Goal of the exercise: Quote each record exactly, please, leaving none out.

Provided material:
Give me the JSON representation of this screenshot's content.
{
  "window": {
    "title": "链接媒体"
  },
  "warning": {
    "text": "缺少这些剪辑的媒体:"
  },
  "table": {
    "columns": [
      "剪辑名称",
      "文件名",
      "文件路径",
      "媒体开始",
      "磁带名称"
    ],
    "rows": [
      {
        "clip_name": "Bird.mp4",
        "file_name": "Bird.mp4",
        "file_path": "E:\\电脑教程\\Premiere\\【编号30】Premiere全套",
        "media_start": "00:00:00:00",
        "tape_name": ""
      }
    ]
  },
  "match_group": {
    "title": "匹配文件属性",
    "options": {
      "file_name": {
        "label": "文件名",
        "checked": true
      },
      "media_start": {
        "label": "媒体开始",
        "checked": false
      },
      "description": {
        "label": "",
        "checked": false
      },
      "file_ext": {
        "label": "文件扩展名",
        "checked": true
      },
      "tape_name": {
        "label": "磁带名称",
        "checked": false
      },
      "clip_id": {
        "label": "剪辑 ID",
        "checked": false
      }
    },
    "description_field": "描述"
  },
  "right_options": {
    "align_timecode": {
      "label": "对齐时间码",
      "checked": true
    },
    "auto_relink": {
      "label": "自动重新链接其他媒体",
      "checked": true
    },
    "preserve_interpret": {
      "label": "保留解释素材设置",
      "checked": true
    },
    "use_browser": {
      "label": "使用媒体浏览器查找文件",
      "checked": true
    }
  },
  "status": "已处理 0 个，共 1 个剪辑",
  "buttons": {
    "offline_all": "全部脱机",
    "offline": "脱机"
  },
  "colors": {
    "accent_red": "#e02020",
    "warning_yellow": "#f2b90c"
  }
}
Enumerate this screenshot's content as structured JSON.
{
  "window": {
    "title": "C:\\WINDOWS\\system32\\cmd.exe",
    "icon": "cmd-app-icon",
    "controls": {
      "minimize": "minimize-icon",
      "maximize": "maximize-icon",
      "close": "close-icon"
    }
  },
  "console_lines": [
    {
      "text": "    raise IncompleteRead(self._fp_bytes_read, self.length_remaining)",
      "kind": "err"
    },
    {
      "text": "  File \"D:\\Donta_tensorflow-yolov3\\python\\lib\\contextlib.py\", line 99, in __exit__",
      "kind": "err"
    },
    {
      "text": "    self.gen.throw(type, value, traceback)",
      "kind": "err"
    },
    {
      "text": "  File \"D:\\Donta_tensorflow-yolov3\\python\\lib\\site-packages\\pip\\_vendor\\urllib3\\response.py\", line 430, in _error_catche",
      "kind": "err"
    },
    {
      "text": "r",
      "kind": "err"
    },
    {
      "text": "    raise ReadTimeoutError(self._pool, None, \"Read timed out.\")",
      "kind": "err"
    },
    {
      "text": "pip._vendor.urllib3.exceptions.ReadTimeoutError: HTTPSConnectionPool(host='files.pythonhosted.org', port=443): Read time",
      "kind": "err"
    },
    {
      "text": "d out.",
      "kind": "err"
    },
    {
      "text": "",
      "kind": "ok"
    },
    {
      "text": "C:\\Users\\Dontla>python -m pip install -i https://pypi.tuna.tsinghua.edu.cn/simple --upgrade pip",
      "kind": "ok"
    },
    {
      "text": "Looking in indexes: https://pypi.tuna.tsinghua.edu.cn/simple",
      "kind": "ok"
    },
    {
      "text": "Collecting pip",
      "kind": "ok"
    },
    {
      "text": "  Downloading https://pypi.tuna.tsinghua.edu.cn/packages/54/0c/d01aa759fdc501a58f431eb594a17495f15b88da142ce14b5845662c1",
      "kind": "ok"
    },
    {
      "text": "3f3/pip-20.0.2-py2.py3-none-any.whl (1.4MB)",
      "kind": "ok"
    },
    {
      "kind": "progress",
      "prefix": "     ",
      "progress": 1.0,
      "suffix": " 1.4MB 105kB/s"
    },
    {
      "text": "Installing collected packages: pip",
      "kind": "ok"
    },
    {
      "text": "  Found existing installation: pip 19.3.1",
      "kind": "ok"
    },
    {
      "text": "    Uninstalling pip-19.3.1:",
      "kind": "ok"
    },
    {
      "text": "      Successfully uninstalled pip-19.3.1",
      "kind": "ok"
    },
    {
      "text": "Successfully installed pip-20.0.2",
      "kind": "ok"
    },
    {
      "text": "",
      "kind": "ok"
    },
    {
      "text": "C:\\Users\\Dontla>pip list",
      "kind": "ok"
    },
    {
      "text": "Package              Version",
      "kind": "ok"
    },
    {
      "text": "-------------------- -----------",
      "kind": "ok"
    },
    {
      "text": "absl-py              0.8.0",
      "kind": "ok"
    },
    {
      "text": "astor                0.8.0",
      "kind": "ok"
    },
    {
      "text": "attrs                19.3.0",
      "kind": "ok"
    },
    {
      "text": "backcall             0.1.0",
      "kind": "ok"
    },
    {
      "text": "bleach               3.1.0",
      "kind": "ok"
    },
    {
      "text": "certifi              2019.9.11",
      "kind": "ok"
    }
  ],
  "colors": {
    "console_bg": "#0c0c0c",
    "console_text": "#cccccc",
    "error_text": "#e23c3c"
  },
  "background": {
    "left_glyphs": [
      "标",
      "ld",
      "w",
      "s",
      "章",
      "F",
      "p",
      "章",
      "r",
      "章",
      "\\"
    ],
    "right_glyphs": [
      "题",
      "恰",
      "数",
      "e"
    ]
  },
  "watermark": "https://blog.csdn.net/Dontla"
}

Written response:
Give me the JSON representation of this screenshot's content.
{
  "window": {
    "title": "链接媒体"
  },
  "warning": {
    "text": "缺少这些剪辑的媒体:"
  },
  "table": {
    "columns": [
      "剪辑名称",
      "文件名",
      "文件路径",
      "媒体开始",
      "磁带名称"
    ],
    "rows": [
      {
        "clip_name": "Bird.mp4",
        "file_name": "Bird.mp4",
        "file_path": "E:\\电脑教程\\Premiere\\【编号30】Premiere全套",
        "media_start": "00:00:00:00",
        "tape_name": ""
      }
    ]
  },
  "match_group": {
    "title": "匹配文件属性",
    "options": {
      "file_name": {
        "label": "文件名",
        "checked": true
      },
      "media_start": {
        "label": "媒体开始",
        "checked": false
      },
      "description": {
        "label": "",
        "checked": false
      },
      "file_ext": {
        "label": "文件扩展名",
        "checked": true
      },
      "tape_name": {
        "label": "磁带名称",
        "checked": false
      },
      "clip_id": {
        "label": "剪辑 ID",
        "checked": false
      }
    },
    "description_field": "描述"
  },
  "right_options": {
    "align_timecode": {
      "label": "对齐时间码",
      "checked": true
    },
    "auto_relink": {
      "label": "自动重新链接其他媒体",
      "checked": true
    },
    "preserve_interpret": {
      "label": "保留解释素材设置",
      "checked": true
    },
    "use_browser": {
      "label": "使用媒体浏览器查找文件",
      "checked": true
    }
  },
  "status": "已处理 0 个，共 1 个剪辑",
  "buttons": {
    "offline_all": "全部脱机",
    "offline": "脱机"
  },
  "colors": {
    "accent_red": "#e02020",
    "warning_yellow": "#f2b90c"
  }
}
Enumerate this screenshot's content as structured JSON.
{
  "window": {
    "title": "C:\\WINDOWS\\system32\\cmd.exe",
    "icon": "cmd-app-icon",
    "controls": {
      "minimize": "minimize-icon",
      "maximize": "maximize-icon",
      "close": "close-icon"
    }
  },
  "console_lines": [
    {
      "text": "    raise IncompleteRead(self._fp_bytes_read, self.length_remaining)",
      "kind": "err"
    },
    {
      "text": "  File \"D:\\Donta_tensorflow-yolov3\\python\\lib\\contextlib.py\", line 99, in __exit__",
      "kind": "err"
    },
    {
      "text": "    self.gen.throw(type, value, traceback)",
      "kind": "err"
    },
    {
      "text": "  File \"D:\\Donta_tensorflow-yolov3\\python\\lib\\site-packages\\pip\\_vendor\\urllib3\\response.py\", line 430, in _error_catche",
      "kind": "err"
    },
    {
      "text": "r",
      "kind": "err"
    },
    {
      "text": "    raise ReadTimeoutError(self._pool, None, \"Read timed out.\")",
      "kind": "err"
    },
    {
      "text": "pip._vendor.urllib3.exceptions.ReadTimeoutError: HTTPSConnectionPool(host='files.pythonhosted.org', port=443): Read time",
      "kind": "err"
    },
    {
      "text": "d out.",
      "kind": "err"
    },
    {
      "text": "",
      "kind": "ok"
    },
    {
      "text": "C:\\Users\\Dontla>python -m pip install -i https://pypi.tuna.tsinghua.edu.cn/simple --upgrade pip",
      "kind": "ok"
    },
    {
      "text": "Looking in indexes: https://pypi.tuna.tsinghua.edu.cn/simple",
      "kind": "ok"
    },
    {
      "text": "Collecting pip",
      "kind": "ok"
    },
    {
      "text": "  Downloading https://pypi.tuna.tsinghua.edu.cn/packages/54/0c/d01aa759fdc501a58f431eb594a17495f15b88da142ce14b5845662c1",
      "kind": "ok"
    },
    {
      "text": "3f3/pip-20.0.2-py2.py3-none-any.whl (1.4MB)",
      "kind": "ok"
    },
    {
      "kind": "progress",
      "prefix": "     ",
      "progress": 1.0,
      "suffix": " 1.4MB 105kB/s"
    },
    {
      "text": "Installing collected packages: pip",
      "kind": "ok"
    },
    {
      "text": "  Found existing installation: pip 19.3.1",
      "kind": "ok"
    },
    {
      "text": "    Uninstalling pip-19.3.1:",
      "kind": "ok"
    },
    {
      "text": "      Successfully uninstalled pip-19.3.1",
      "kind": "ok"
    },
    {
      "text": "Successfully installed pip-20.0.2",
      "kind": "ok"
    },
    {
      "text": "",
      "kind": "ok"
    },
    {
      "text": "C:\\Users\\Dontla>pip list",
      "kind": "ok"
    },
    {
      "text": "Package              Version",
      "kind": "ok"
    },
    {
      "text": "-------------------- -----------",
      "kind": "ok"
    },
    {
      "text": "absl-py              0.8.0",
      "kind": "ok"
    },
    {
      "text": "astor                0.8.0",
      "kind": "ok"
    },
    {
      "text": "attrs                19.3.0",
      "kind": "ok"
    },
    {
      "text": "backcall             0.1.0",
      "kind": "ok"
    },
    {
      "text": "bleach               3.1.0",
      "kind": "ok"
    },
    {
      "text": "certifi              2019.9.11",
      "kind": "ok"
    }
  ],
  "colors": {
    "console_bg": "#0c0c0c",
    "console_text": "#cccccc",
    "error_text": "#e23c3c"
  },
  "background": {
    "left_glyphs": [
      "标",
      "ld",
      "w",
      "s",
      "章",
      "F",
      "p",
      "章",
      "r",
      "章",
      "\\"
    ],
    "right_glyphs": [
      "题",
      "恰",
      "数",
      "e"
    ]
  },
  "watermark": "https://blog.csdn.net/Dontla"
}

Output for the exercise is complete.